#### Aim of the exercise
Go through the lines below. Copy those with "port".
— BEGIN Material supplied —
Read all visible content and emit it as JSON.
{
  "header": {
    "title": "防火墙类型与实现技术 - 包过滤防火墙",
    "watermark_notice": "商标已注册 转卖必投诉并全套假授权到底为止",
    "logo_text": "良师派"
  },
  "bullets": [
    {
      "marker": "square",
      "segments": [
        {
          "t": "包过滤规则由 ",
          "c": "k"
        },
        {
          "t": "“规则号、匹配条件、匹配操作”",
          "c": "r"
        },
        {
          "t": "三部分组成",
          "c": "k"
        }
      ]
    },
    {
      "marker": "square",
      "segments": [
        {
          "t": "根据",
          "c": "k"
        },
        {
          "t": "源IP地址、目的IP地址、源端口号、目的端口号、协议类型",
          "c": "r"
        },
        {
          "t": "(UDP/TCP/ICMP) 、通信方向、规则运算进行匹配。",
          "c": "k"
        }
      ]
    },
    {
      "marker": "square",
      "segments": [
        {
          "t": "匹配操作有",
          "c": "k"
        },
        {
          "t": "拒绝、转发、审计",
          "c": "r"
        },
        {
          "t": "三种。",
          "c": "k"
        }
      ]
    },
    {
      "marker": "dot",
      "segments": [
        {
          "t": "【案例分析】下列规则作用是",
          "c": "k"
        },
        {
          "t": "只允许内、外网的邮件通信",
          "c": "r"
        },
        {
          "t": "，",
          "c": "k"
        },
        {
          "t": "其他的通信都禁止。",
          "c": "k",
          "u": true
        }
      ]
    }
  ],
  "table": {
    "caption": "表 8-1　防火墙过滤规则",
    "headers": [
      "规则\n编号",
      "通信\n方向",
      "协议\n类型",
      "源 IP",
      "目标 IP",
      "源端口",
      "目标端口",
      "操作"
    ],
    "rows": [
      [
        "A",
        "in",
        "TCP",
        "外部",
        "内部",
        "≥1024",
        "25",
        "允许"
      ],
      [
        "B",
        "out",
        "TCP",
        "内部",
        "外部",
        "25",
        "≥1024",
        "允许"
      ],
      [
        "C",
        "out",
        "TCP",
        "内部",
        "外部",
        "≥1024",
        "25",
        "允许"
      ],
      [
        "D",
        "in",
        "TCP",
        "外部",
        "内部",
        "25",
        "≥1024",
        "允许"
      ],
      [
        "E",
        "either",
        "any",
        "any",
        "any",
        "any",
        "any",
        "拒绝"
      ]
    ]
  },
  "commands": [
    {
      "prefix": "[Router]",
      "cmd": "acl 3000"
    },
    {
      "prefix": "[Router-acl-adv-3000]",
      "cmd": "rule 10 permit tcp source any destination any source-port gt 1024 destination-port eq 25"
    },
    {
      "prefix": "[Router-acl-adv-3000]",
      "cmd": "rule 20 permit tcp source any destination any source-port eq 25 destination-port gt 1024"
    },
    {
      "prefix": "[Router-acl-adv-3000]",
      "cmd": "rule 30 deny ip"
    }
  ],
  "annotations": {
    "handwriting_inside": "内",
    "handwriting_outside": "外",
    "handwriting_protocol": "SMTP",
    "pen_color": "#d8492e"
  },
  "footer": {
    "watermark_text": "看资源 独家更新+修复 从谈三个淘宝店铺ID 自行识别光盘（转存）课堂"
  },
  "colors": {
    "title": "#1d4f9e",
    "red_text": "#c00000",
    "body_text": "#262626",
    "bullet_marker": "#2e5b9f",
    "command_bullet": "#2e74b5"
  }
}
— END Material supplied —
#### Result of this exercise
      "cmd": "rule 10 permit tcp source any destination any source-port gt 1024 destination-port eq 25"
      "cmd": "rule 20 permit tcp source any destination any source-port eq 25 destination-port gt 1024"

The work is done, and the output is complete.